--- Provided information ---
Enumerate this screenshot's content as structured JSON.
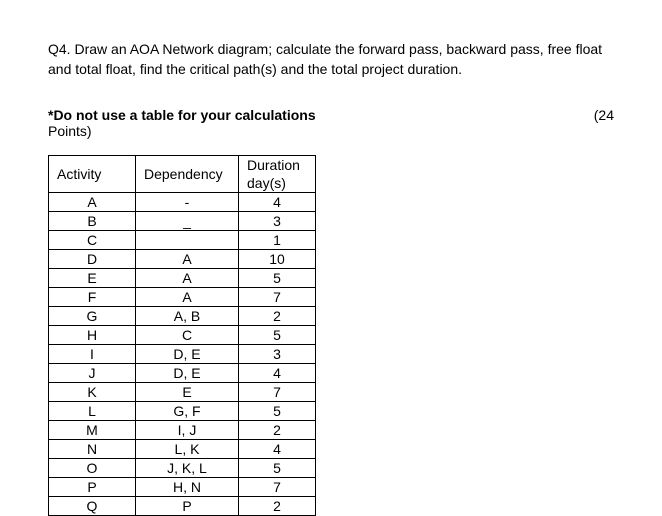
{
  "question": {
    "label": "Q4.",
    "text": "Draw an AOA Network diagram; calculate the forward pass, backward pass, free float and total float, find the critical path(s) and the total project duration."
  },
  "instruction": "*Do not use a table for your calculations",
  "points_prefix": "(24",
  "points_suffix": "Points)",
  "table": {
    "headers": {
      "activity": "Activity",
      "dependency": "Dependency",
      "duration": "Duration",
      "duration_sub": "day(s)"
    },
    "rows": [
      {
        "activity": "A",
        "dependency": "-",
        "duration": "4"
      },
      {
        "activity": "B",
        "dependency": "_",
        "duration": "3"
      },
      {
        "activity": "C",
        "dependency": "",
        "duration": "1"
      },
      {
        "activity": "D",
        "dependency": "A",
        "duration": "10"
      },
      {
        "activity": "E",
        "dependency": "A",
        "duration": "5"
      },
      {
        "activity": "F",
        "dependency": "A",
        "duration": "7"
      },
      {
        "activity": "G",
        "dependency": "A, B",
        "duration": "2"
      },
      {
        "activity": "H",
        "dependency": "C",
        "duration": "5"
      },
      {
        "activity": "I",
        "dependency": "D, E",
        "duration": "3"
      },
      {
        "activity": "J",
        "dependency": "D, E",
        "duration": "4"
      },
      {
        "activity": "K",
        "dependency": "E",
        "duration": "7"
      },
      {
        "activity": "L",
        "dependency": "G, F",
        "duration": "5"
      },
      {
        "activity": "M",
        "dependency": "I, J",
        "duration": "2"
      },
      {
        "activity": "N",
        "dependency": "L, K",
        "duration": "4"
      },
      {
        "activity": "O",
        "dependency": "J, K, L",
        "duration": "5"
      },
      {
        "activity": "P",
        "dependency": "H, N",
        "duration": "7"
      },
      {
        "activity": "Q",
        "dependency": "P",
        "duration": "2"
      }
    ]
  }
}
---
• **Directions**
Write every record out again exactly; no pictures belong in the copy.

• **Response for this exercise**
Enumerate this screenshot's content as structured JSON.
{
  "question": {
    "label": "Q4.",
    "text": "Draw an AOA Network diagram; calculate the forward pass, backward pass, free float and total float, find the critical path(s) and the total project duration."
  },
  "instruction": "*Do not use a table for your calculations",
  "points_prefix": "(24",
  "points_suffix": "Points)",
  "table": {
    "headers": {
      "activity": "Activity",
      "dependency": "Dependency",
      "duration": "Duration",
      "duration_sub": "day(s)"
    },
    "rows": [
      {
        "activity": "A",
        "dependency": "-",
        "duration": "4"
      },
      {
        "activity": "B",
        "dependency": "_",
        "duration": "3"
      },
      {
        "activity": "C",
        "dependency": "",
        "duration": "1"
      },
      {
        "activity": "D",
        "dependency": "A",
        "duration": "10"
      },
      {
        "activity": "E",
        "dependency": "A",
        "duration": "5"
      },
      {
        "activity": "F",
        "dependency": "A",
        "duration": "7"
      },
      {
        "activity": "G",
        "dependency": "A, B",
        "duration": "2"
      },
      {
        "activity": "H",
        "dependency": "C",
        "duration": "5"
      },
      {
        "activity": "I",
        "dependency": "D, E",
        "duration": "3"
      },
      {
        "activity": "J",
        "dependency": "D, E",
        "duration": "4"
      },
      {
        "activity": "K",
        "dependency": "E",
        "duration": "7"
      },
      {
        "activity": "L",
        "dependency": "G, F",
        "duration": "5"
      },
      {
        "activity": "M",
        "dependency": "I, J",
        "duration": "2"
      },
      {
        "activity": "N",
        "dependency": "L, K",
        "duration": "4"
      },
      {
        "activity": "O",
        "dependency": "J, K, L",
        "duration": "5"
      },
      {
        "activity": "P",
        "dependency": "H, N",
        "duration": "7"
      },
      {
        "activity": "Q",
        "dependency": "P",
        "duration": "2"
      }
    ]
  }
}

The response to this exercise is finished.